**Set task:** Filter the entries below, keeping only lines with the word "verksamhet".

++++++++++++++++++++

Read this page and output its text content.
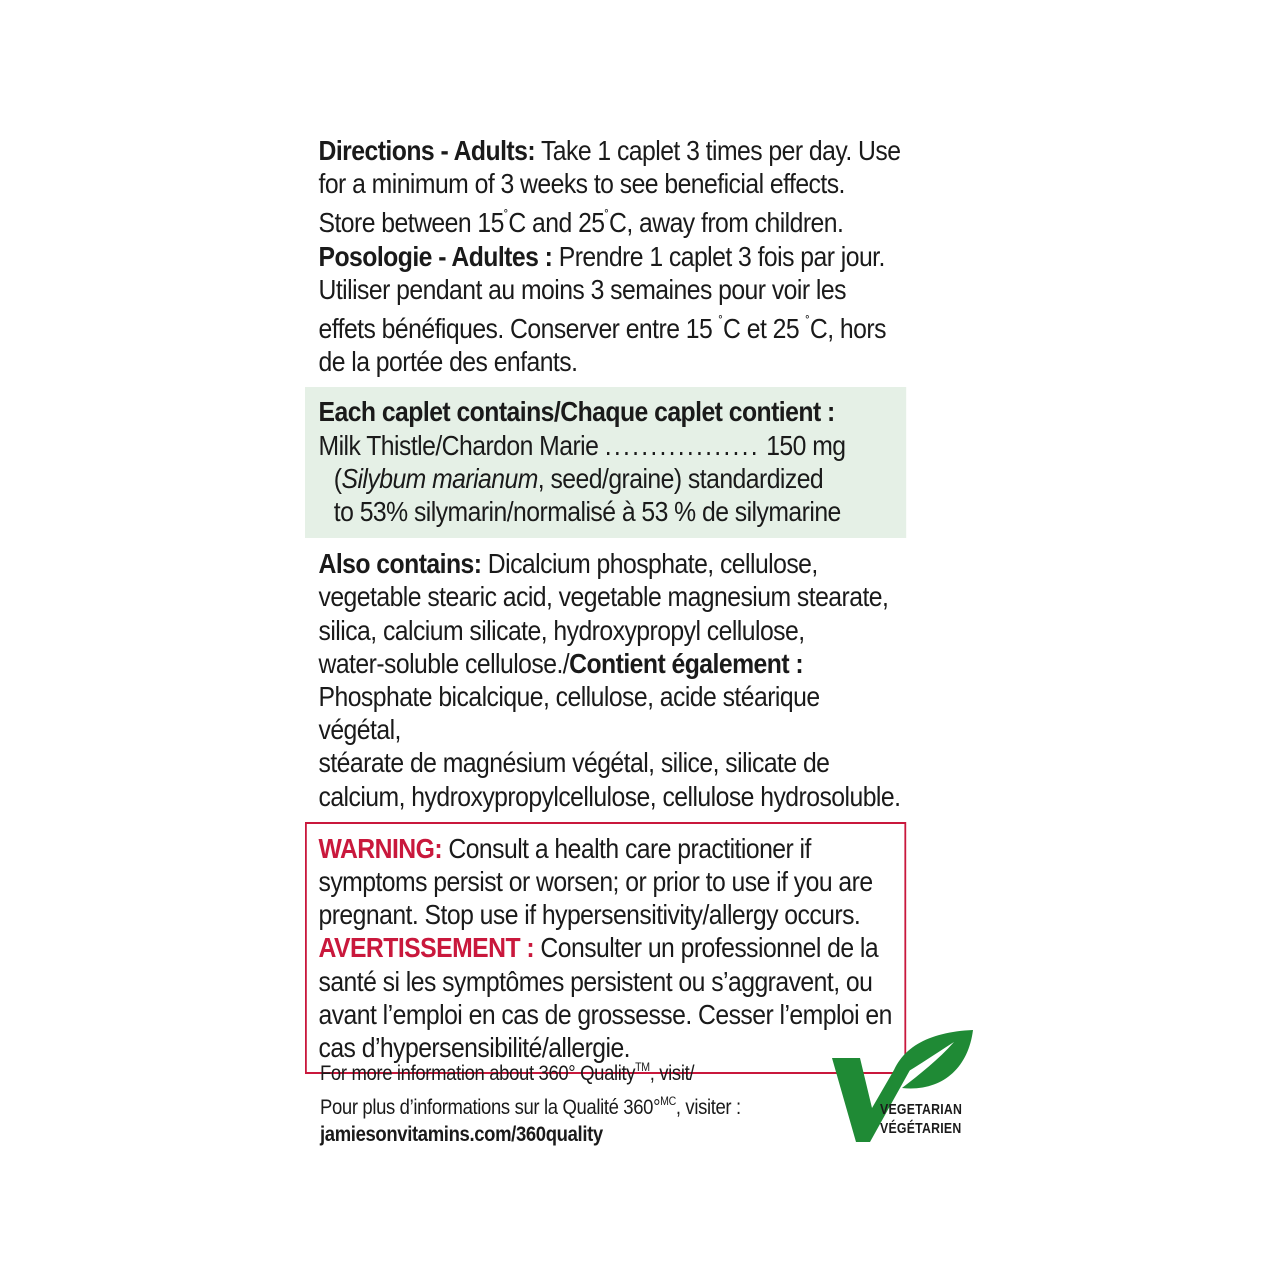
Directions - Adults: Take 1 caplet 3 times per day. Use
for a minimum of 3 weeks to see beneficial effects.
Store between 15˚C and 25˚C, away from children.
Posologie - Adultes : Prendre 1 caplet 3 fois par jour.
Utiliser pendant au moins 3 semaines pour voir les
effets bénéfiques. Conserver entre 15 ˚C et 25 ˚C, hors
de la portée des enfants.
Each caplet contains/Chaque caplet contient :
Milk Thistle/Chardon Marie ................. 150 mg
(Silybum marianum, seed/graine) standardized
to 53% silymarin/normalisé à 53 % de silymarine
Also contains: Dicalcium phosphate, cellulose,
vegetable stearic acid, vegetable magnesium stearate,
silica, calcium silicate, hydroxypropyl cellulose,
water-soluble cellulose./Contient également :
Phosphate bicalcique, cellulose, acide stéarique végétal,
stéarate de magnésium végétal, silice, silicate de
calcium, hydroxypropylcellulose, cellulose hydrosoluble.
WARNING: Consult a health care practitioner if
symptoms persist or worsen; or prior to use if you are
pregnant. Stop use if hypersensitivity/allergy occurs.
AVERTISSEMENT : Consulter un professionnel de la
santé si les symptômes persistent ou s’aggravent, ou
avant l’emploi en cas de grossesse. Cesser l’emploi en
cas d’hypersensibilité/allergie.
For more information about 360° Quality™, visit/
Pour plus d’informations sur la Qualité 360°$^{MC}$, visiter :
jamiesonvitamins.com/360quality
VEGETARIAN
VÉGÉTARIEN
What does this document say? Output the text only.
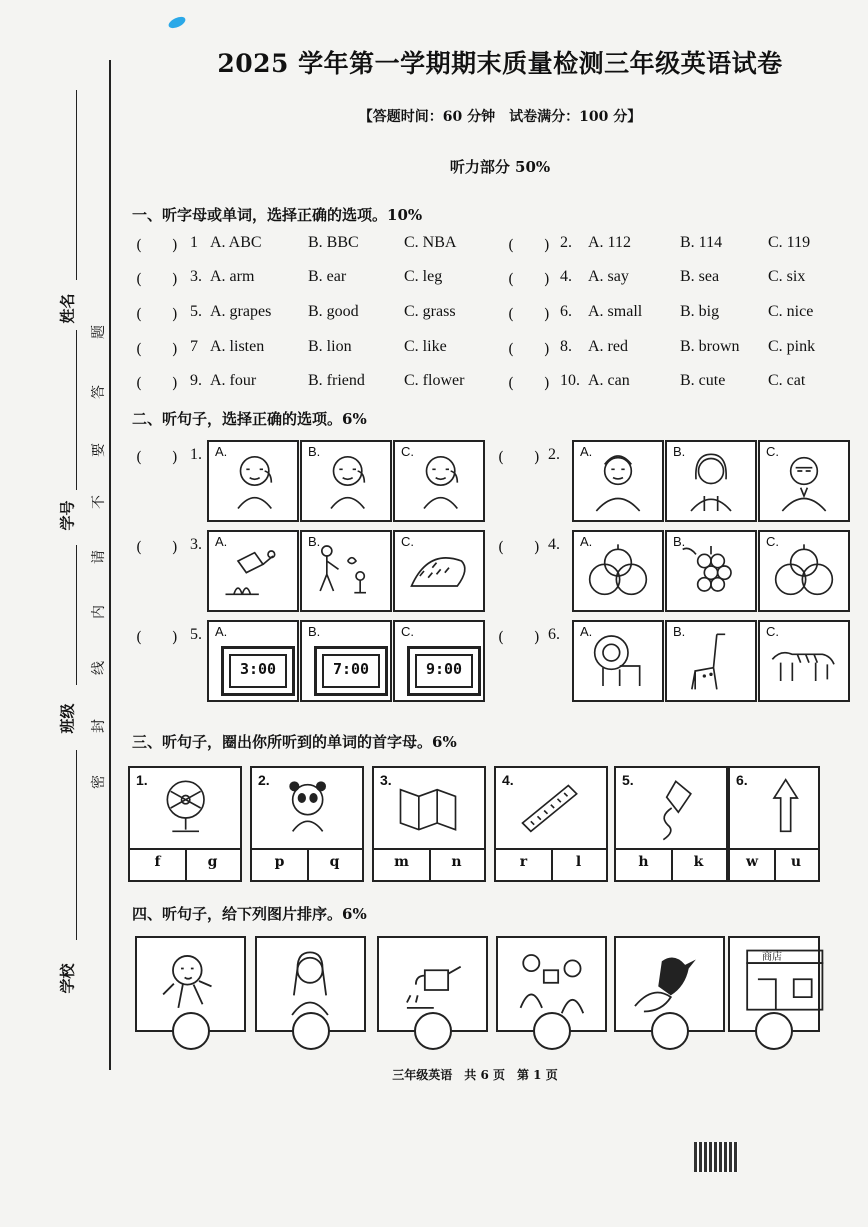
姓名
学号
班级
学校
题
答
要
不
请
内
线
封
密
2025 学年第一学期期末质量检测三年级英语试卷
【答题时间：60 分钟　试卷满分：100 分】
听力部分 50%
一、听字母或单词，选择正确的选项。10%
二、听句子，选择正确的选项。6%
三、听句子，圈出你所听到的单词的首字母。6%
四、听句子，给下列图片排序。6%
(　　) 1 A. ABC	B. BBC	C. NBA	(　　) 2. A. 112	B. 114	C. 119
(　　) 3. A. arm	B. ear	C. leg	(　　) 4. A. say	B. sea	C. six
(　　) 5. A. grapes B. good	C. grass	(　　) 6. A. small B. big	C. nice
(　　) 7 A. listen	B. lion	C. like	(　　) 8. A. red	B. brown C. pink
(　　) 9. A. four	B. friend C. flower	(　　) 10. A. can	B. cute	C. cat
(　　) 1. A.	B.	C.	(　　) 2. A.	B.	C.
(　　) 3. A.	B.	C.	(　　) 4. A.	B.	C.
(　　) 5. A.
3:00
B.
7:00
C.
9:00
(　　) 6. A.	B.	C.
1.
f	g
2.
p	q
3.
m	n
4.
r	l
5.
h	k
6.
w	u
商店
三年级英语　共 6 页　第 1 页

++++++++++++++++++++

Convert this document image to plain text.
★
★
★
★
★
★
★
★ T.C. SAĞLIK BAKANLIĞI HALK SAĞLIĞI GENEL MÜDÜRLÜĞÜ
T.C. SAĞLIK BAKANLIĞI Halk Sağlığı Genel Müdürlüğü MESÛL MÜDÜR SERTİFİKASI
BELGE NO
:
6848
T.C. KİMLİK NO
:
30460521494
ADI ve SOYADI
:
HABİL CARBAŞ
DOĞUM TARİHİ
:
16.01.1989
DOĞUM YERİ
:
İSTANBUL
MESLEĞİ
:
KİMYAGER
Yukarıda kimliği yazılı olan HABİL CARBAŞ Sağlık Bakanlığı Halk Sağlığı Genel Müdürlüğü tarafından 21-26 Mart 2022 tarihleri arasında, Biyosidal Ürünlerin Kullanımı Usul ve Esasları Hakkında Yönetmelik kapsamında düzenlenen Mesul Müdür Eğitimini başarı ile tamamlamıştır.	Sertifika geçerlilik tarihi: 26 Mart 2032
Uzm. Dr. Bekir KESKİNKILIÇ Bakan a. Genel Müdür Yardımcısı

++++++++++++++++++++

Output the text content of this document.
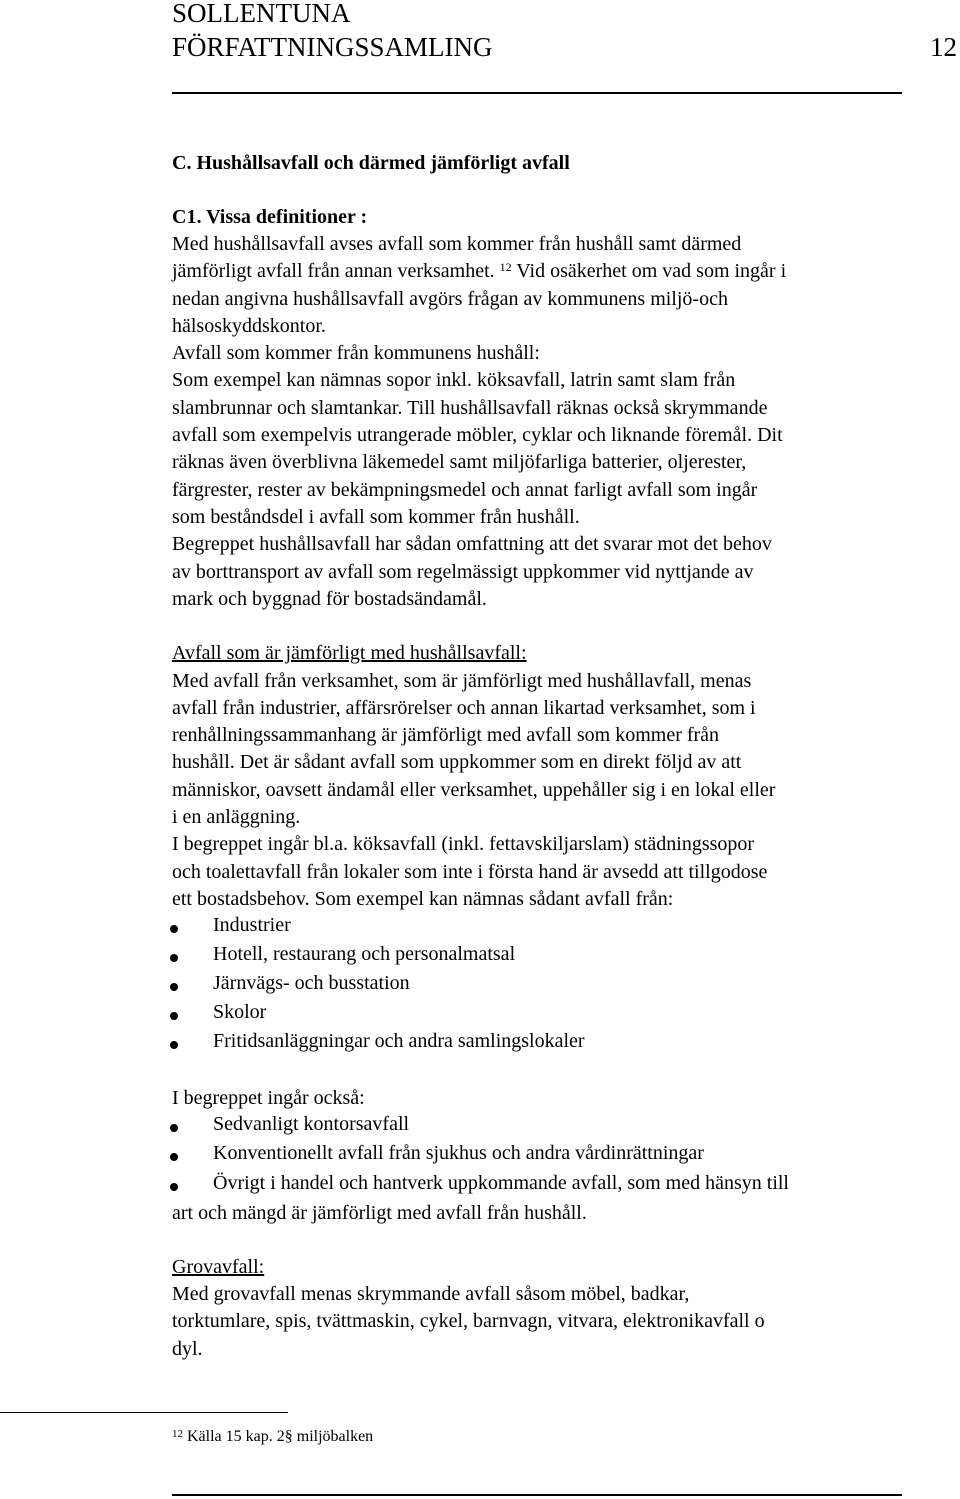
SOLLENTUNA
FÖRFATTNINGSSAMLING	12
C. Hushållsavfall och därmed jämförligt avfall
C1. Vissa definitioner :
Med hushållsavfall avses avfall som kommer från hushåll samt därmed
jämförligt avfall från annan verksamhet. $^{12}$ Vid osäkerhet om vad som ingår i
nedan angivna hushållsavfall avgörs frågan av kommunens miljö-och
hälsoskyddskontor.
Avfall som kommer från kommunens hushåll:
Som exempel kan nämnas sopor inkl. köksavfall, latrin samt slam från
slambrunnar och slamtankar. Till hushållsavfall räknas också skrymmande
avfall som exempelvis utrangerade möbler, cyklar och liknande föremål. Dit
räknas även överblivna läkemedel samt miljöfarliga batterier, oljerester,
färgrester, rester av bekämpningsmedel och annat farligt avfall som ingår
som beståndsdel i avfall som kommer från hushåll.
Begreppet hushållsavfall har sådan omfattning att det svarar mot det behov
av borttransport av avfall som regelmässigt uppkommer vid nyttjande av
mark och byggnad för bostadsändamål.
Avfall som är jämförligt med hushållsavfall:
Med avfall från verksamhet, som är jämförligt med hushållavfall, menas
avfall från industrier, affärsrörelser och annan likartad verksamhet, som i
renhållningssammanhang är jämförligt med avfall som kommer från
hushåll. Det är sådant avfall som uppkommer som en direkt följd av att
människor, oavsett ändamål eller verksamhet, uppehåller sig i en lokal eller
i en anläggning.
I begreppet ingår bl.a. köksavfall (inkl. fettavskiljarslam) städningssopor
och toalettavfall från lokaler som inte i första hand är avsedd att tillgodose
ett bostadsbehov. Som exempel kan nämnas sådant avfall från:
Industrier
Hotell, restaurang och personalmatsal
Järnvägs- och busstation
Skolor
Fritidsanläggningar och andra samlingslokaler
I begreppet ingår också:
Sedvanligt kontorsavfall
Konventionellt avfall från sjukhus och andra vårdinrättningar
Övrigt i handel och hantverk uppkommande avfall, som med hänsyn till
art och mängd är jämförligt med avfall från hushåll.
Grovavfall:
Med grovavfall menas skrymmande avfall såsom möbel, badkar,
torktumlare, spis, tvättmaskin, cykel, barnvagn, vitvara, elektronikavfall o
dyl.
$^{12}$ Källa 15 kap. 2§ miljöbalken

++++++++++++++++++++

**Exercise solution:**
jämförligt avfall från annan verksamhet. $^{12}$ Vid osäkerhet om vad som ingår i
Med avfall från verksamhet, som är jämförligt med hushållavfall, menas
avfall från industrier, affärsrörelser och annan likartad verksamhet, som i
människor, oavsett ändamål eller verksamhet, uppehåller sig i en lokal eller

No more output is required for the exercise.